**BLOQUE DE TEXTO**
Me gusta subir la calle Carrera escaparateando y hacer una pequeña parada en la plaza de la catedral, donde en un recuerdo nocturno y borroso se visualizan unos patos que tratan de escapar de la fechoría de unos jóvenes estudiantes que se dirigían a placenteros y trasnochados infiernos. Me despierto.
Me agrada acudir a algún evento al reabierto y reformado Teatro Leal, frente al entrañable Hotel Aguere; encontrarme por el camino al eterno heavy metal de mi época estudiantil que baja la calle con su sempiterna camiseta negra de Queensrÿche y cruzar nuestras miradas cómplices, más por las coincidencias estético-musicales que por conocernos.
Que te dé la brisa en la cara en la avenida Trinidad es un deporte que todo lagunero ha experimentado alguna vez. Por allí todos caminábamos para terminar de despertar, carpeta bajo el brazo, y alcanzar el edificio más antiguo de la universidad. Ahora el recorrido lo hacemos para indagar entre estanterías en el catálogo de la librería Lemus.
La Plaza del Cristo, olor a pólvora húmeda, conciertos al aire libre, productos frescos en la nueva ubicación del mercado.

**EXTRACTO DE DATOS**
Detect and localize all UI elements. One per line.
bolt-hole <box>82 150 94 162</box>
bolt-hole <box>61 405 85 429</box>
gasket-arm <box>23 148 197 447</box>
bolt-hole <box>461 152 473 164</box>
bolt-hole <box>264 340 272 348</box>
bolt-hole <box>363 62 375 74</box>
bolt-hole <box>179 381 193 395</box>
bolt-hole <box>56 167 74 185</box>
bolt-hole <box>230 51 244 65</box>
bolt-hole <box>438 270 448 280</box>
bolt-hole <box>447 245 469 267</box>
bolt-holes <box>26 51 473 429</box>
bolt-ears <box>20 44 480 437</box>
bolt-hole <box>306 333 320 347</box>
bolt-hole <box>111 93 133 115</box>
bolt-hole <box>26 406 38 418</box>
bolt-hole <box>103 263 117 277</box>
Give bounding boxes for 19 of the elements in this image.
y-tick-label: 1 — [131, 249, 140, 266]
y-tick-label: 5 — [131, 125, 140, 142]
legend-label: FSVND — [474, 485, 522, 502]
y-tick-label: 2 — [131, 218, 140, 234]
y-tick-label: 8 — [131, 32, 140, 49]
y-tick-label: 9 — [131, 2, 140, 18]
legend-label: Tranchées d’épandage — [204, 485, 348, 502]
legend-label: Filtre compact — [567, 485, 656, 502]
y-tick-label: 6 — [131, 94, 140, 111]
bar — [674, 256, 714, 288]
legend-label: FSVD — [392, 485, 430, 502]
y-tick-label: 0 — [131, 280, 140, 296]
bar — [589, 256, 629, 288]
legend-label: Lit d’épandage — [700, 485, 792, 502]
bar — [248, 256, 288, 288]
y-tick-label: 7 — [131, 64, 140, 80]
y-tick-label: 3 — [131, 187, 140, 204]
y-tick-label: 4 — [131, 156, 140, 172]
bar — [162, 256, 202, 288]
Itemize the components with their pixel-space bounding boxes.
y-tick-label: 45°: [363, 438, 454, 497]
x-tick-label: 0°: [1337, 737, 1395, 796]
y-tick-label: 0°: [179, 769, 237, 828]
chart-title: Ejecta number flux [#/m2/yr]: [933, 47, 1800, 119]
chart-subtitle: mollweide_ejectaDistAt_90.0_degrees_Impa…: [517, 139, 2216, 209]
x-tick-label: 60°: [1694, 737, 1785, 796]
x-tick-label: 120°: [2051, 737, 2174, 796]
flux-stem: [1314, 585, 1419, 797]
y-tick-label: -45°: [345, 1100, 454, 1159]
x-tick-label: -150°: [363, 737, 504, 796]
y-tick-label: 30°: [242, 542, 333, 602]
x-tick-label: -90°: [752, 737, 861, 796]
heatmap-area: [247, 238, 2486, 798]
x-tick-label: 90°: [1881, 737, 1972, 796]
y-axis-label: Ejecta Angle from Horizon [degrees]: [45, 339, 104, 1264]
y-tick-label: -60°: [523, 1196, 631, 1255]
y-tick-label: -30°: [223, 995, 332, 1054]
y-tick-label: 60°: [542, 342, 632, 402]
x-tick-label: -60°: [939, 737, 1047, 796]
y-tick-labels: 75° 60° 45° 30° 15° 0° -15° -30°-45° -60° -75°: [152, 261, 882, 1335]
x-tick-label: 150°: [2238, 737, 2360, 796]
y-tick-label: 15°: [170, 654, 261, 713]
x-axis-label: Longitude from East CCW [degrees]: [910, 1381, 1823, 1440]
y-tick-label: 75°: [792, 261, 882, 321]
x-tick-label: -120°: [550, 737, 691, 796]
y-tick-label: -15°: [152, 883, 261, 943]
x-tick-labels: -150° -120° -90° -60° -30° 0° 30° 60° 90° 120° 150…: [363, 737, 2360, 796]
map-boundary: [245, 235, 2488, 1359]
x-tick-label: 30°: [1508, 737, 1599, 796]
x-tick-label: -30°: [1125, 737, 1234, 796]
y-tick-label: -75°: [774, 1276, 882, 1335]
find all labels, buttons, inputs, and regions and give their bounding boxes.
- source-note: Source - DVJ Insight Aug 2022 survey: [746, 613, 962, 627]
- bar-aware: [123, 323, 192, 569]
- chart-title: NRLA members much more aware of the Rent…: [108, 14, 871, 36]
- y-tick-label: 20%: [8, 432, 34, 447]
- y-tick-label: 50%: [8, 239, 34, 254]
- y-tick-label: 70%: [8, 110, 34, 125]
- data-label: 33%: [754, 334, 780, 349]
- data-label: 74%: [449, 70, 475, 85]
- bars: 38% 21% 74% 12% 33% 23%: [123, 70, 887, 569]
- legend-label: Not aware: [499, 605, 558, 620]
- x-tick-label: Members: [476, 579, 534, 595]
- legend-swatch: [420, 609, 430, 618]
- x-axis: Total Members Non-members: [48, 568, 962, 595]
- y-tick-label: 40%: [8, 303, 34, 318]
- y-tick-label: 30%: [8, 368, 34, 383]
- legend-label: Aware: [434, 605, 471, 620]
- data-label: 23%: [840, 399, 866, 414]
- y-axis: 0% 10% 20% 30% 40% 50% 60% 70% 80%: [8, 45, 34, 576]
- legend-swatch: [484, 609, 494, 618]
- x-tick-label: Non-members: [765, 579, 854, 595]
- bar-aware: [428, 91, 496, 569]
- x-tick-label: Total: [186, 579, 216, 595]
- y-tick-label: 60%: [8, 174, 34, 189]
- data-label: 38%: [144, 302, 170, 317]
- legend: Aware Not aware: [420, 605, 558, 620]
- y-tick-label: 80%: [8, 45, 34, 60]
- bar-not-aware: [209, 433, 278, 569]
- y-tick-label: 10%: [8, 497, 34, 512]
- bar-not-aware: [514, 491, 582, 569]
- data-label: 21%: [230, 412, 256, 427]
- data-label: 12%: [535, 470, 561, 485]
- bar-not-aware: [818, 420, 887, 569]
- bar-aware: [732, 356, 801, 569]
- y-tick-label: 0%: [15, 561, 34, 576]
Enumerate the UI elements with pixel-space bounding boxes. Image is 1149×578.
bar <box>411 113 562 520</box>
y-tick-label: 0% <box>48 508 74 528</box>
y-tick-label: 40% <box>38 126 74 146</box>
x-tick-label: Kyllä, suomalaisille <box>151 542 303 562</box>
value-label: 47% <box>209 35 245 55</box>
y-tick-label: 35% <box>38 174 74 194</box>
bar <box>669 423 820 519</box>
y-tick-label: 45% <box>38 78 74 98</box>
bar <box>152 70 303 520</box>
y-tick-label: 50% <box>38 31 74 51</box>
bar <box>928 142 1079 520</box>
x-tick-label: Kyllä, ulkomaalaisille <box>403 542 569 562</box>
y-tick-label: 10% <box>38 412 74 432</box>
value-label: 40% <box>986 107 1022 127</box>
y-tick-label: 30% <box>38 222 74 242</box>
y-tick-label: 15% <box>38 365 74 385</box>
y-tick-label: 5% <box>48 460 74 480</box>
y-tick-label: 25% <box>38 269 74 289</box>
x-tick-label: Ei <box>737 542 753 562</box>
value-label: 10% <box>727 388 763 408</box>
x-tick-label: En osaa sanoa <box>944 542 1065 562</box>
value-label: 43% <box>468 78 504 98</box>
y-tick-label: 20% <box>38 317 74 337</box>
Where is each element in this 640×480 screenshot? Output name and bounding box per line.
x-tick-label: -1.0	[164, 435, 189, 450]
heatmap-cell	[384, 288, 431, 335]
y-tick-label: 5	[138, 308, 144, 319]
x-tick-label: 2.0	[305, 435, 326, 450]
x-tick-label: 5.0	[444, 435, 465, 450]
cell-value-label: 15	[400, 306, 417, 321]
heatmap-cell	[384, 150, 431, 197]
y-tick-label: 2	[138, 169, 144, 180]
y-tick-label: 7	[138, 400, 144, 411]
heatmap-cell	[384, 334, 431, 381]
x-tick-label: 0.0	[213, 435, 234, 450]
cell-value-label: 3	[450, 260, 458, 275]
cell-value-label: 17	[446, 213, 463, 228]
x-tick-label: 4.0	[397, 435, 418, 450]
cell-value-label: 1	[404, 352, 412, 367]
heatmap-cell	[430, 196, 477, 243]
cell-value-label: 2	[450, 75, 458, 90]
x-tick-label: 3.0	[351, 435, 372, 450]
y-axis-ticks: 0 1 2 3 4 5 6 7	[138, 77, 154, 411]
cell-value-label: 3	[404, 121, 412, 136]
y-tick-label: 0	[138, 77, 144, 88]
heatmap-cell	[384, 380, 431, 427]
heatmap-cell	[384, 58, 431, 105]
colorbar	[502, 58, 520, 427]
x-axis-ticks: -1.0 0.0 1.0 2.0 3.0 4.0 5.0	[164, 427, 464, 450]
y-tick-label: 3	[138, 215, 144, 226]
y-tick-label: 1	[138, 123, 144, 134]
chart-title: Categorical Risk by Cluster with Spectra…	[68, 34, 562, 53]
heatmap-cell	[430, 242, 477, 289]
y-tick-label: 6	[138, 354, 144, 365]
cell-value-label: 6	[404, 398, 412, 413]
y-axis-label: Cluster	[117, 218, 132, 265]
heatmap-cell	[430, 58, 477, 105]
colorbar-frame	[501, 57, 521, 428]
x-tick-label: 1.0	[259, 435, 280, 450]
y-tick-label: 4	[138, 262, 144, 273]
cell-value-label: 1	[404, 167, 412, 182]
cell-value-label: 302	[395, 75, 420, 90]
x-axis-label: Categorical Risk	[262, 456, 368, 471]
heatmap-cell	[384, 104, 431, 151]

**TAREAS DEL EJERCICIO**
1. Responde a estas preguntas sobre el bloque de texto:
(a) ¿Frente a qué hotel está el Teatro Leal?
(b) ¿De qué grupo es la camiseta negra que lleva el heavy metal?
(c) ¿En el catálogo de qué librería se indaga ahora?
2. Explica en una a tres oraciones por qué, según el bloque de texto, son cómplices las miradas entre quien narra y el heavy metal de la época estudiantil.

**RESULTADOS DEL EJERCICIO**
1.
(a) Frente al Hotel Aguere.
(b) De Queensrÿche.
(c) De la librería Lemus.

2. Las miradas son cómplices por las coincidencias estético-musicales entre ambos, más que por conocerse.